▶ Your task: Give the data again, word for word.

START Dataset records

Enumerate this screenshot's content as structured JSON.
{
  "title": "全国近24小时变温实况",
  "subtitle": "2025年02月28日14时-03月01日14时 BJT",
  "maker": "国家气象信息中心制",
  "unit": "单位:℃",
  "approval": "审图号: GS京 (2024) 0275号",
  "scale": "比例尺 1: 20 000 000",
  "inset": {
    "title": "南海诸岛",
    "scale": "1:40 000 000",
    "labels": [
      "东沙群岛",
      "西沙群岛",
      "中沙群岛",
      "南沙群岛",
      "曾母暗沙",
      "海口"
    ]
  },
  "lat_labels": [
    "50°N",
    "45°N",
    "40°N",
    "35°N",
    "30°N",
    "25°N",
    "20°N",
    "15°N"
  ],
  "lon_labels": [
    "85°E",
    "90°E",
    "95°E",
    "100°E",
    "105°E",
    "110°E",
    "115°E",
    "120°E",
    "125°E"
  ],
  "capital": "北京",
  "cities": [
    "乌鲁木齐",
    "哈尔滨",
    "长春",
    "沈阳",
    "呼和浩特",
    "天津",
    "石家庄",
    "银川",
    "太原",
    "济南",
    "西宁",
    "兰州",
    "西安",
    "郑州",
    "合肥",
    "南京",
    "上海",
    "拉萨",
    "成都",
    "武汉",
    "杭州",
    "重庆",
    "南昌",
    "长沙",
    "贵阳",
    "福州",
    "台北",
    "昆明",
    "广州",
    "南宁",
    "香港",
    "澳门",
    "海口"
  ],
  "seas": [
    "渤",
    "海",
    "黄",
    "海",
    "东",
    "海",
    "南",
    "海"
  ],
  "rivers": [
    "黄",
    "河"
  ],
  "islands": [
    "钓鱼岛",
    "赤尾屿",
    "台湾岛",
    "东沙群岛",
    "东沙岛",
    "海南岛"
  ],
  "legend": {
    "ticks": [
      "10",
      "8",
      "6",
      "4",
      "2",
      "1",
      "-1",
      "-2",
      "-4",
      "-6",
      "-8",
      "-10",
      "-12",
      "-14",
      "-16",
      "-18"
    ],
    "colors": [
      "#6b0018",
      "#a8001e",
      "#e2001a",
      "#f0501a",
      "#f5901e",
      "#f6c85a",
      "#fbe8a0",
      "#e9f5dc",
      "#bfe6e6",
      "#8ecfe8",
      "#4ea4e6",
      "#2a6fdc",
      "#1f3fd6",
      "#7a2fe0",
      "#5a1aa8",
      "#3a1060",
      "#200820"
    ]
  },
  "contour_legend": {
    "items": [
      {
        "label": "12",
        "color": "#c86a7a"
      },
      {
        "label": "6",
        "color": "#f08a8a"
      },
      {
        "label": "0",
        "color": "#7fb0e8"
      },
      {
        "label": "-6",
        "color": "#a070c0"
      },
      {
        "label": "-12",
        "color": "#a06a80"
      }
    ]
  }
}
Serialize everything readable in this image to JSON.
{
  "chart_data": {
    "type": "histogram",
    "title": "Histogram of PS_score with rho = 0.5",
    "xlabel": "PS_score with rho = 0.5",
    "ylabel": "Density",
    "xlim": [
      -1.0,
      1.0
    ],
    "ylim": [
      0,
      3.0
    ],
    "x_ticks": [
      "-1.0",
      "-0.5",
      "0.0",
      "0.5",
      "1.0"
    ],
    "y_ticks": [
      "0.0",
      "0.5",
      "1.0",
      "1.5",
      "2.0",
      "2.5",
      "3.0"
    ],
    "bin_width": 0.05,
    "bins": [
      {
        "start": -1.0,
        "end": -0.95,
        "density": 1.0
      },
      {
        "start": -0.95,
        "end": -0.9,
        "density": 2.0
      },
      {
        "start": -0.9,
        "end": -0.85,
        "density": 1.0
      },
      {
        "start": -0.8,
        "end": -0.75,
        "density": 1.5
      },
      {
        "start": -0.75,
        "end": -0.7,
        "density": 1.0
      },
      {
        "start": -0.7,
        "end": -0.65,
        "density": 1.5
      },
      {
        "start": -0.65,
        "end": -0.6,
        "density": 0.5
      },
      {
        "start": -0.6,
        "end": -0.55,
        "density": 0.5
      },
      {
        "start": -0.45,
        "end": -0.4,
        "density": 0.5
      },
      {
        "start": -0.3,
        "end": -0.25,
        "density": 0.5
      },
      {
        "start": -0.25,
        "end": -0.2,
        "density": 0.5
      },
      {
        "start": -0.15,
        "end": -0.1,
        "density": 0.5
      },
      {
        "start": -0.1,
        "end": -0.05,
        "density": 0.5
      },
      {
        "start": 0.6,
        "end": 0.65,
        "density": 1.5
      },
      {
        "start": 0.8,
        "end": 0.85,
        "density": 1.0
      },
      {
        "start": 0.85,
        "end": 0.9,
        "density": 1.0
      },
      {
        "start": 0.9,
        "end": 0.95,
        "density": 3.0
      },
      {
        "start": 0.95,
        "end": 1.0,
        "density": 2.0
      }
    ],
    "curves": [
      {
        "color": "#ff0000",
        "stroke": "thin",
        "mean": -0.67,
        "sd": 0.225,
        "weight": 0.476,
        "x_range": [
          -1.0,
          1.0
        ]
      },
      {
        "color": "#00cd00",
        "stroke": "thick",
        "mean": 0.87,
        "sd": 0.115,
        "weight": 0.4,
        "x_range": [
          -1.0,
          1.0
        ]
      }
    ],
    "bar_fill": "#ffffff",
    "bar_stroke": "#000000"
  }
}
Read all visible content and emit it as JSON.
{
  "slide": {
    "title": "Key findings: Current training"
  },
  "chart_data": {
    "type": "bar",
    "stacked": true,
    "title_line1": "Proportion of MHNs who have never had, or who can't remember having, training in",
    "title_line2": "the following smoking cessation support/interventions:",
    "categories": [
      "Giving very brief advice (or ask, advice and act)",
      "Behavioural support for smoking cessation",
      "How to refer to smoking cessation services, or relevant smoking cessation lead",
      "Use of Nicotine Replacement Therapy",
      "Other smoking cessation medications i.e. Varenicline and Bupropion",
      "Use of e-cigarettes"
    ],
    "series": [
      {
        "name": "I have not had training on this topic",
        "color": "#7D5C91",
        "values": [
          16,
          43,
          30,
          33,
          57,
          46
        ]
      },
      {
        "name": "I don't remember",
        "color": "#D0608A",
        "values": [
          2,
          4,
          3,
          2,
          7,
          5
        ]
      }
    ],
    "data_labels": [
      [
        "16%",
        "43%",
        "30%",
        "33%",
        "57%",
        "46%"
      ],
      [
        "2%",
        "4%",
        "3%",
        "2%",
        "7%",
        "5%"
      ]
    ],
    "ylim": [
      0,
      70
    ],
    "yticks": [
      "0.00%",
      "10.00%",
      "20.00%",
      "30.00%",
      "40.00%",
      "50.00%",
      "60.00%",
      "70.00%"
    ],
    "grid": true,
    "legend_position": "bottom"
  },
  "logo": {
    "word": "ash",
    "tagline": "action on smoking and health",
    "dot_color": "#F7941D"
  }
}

END Dataset records

▶ Reply:
Enumerate this screenshot's content as structured JSON.
{
  "title": "全国近24小时变温实况",
  "subtitle": "2025年02月28日14时-03月01日14时 BJT",
  "maker": "国家气象信息中心制",
  "unit": "单位:℃",
  "approval": "审图号: GS京 (2024) 0275号",
  "scale": "比例尺 1: 20 000 000",
  "inset": {
    "title": "南海诸岛",
    "scale": "1:40 000 000",
    "labels": [
      "东沙群岛",
      "西沙群岛",
      "中沙群岛",
      "南沙群岛",
      "曾母暗沙",
      "海口"
    ]
  },
  "lat_labels": [
    "50°N",
    "45°N",
    "40°N",
    "35°N",
    "30°N",
    "25°N",
    "20°N",
    "15°N"
  ],
  "lon_labels": [
    "85°E",
    "90°E",
    "95°E",
    "100°E",
    "105°E",
    "110°E",
    "115°E",
    "120°E",
    "125°E"
  ],
  "capital": "北京",
  "cities": [
    "乌鲁木齐",
    "哈尔滨",
    "长春",
    "沈阳",
    "呼和浩特",
    "天津",
    "石家庄",
    "银川",
    "太原",
    "济南",
    "西宁",
    "兰州",
    "西安",
    "郑州",
    "合肥",
    "南京",
    "上海",
    "拉萨",
    "成都",
    "武汉",
    "杭州",
    "重庆",
    "南昌",
    "长沙",
    "贵阳",
    "福州",
    "台北",
    "昆明",
    "广州",
    "南宁",
    "香港",
    "澳门",
    "海口"
  ],
  "seas": [
    "渤",
    "海",
    "黄",
    "海",
    "东",
    "海",
    "南",
    "海"
  ],
  "rivers": [
    "黄",
    "河"
  ],
  "islands": [
    "钓鱼岛",
    "赤尾屿",
    "台湾岛",
    "东沙群岛",
    "东沙岛",
    "海南岛"
  ],
  "legend": {
    "ticks": [
      "10",
      "8",
      "6",
      "4",
      "2",
      "1",
      "-1",
      "-2",
      "-4",
      "-6",
      "-8",
      "-10",
      "-12",
      "-14",
      "-16",
      "-18"
    ],
    "colors": [
      "#6b0018",
      "#a8001e",
      "#e2001a",
      "#f0501a",
      "#f5901e",
      "#f6c85a",
      "#fbe8a0",
      "#e9f5dc",
      "#bfe6e6",
      "#8ecfe8",
      "#4ea4e6",
      "#2a6fdc",
      "#1f3fd6",
      "#7a2fe0",
      "#5a1aa8",
      "#3a1060",
      "#200820"
    ]
  },
  "contour_legend": {
    "items": [
      {
        "label": "12",
        "color": "#c86a7a"
      },
      {
        "label": "6",
        "color": "#f08a8a"
      },
      {
        "label": "0",
        "color": "#7fb0e8"
      },
      {
        "label": "-6",
        "color": "#a070c0"
      },
      {
        "label": "-12",
        "color": "#a06a80"
      }
    ]
  }
}
Serialize everything readable in this image to JSON.
{
  "chart_data": {
    "type": "histogram",
    "title": "Histogram of PS_score with rho = 0.5",
    "xlabel": "PS_score with rho = 0.5",
    "ylabel": "Density",
    "xlim": [
      -1.0,
      1.0
    ],
    "ylim": [
      0,
      3.0
    ],
    "x_ticks": [
      "-1.0",
      "-0.5",
      "0.0",
      "0.5",
      "1.0"
    ],
    "y_ticks": [
      "0.0",
      "0.5",
      "1.0",
      "1.5",
      "2.0",
      "2.5",
      "3.0"
    ],
    "bin_width": 0.05,
    "bins": [
      {
        "start": -1.0,
        "end": -0.95,
        "density": 1.0
      },
      {
        "start": -0.95,
        "end": -0.9,
        "density": 2.0
      },
      {
        "start": -0.9,
        "end": -0.85,
        "density": 1.0
      },
      {
        "start": -0.8,
        "end": -0.75,
        "density": 1.5
      },
      {
        "start": -0.75,
        "end": -0.7,
        "density": 1.0
      },
      {
        "start": -0.7,
        "end": -0.65,
        "density": 1.5
      },
      {
        "start": -0.65,
        "end": -0.6,
        "density": 0.5
      },
      {
        "start": -0.6,
        "end": -0.55,
        "density": 0.5
      },
      {
        "start": -0.45,
        "end": -0.4,
        "density": 0.5
      },
      {
        "start": -0.3,
        "end": -0.25,
        "density": 0.5
      },
      {
        "start": -0.25,
        "end": -0.2,
        "density": 0.5
      },
      {
        "start": -0.15,
        "end": -0.1,
        "density": 0.5
      },
      {
        "start": -0.1,
        "end": -0.05,
        "density": 0.5
      },
      {
        "start": 0.6,
        "end": 0.65,
        "density": 1.5
      },
      {
        "start": 0.8,
        "end": 0.85,
        "density": 1.0
      },
      {
        "start": 0.85,
        "end": 0.9,
        "density": 1.0
      },
      {
        "start": 0.9,
        "end": 0.95,
        "density": 3.0
      },
      {
        "start": 0.95,
        "end": 1.0,
        "density": 2.0
      }
    ],
    "curves": [
      {
        "color": "#ff0000",
        "stroke": "thin",
        "mean": -0.67,
        "sd": 0.225,
        "weight": 0.476,
        "x_range": [
          -1.0,
          1.0
        ]
      },
      {
        "color": "#00cd00",
        "stroke": "thick",
        "mean": 0.87,
        "sd": 0.115,
        "weight": 0.4,
        "x_range": [
          -1.0,
          1.0
        ]
      }
    ],
    "bar_fill": "#ffffff",
    "bar_stroke": "#000000"
  }
}
Read all visible content and emit it as JSON.
{
  "slide": {
    "title": "Key findings: Current training"
  },
  "chart_data": {
    "type": "bar",
    "stacked": true,
    "title_line1": "Proportion of MHNs who have never had, or who can't remember having, training in",
    "title_line2": "the following smoking cessation support/interventions:",
    "categories": [
      "Giving very brief advice (or ask, advice and act)",
      "Behavioural support for smoking cessation",
      "How to refer to smoking cessation services, or relevant smoking cessation lead",
      "Use of Nicotine Replacement Therapy",
      "Other smoking cessation medications i.e. Varenicline and Bupropion",
      "Use of e-cigarettes"
    ],
    "series": [
      {
        "name": "I have not had training on this topic",
        "color": "#7D5C91",
        "values": [
          16,
          43,
          30,
          33,
          57,
          46
        ]
      },
      {
        "name": "I don't remember",
        "color": "#D0608A",
        "values": [
          2,
          4,
          3,
          2,
          7,
          5
        ]
      }
    ],
    "data_labels": [
      [
        "16%",
        "43%",
        "30%",
        "33%",
        "57%",
        "46%"
      ],
      [
        "2%",
        "4%",
        "3%",
        "2%",
        "7%",
        "5%"
      ]
    ],
    "ylim": [
      0,
      70
    ],
    "yticks": [
      "0.00%",
      "10.00%",
      "20.00%",
      "30.00%",
      "40.00%",
      "50.00%",
      "60.00%",
      "70.00%"
    ],
    "grid": true,
    "legend_position": "bottom"
  },
  "logo": {
    "word": "ash",
    "tagline": "action on smoking and health",
    "dot_color": "#F7941D"
  }
}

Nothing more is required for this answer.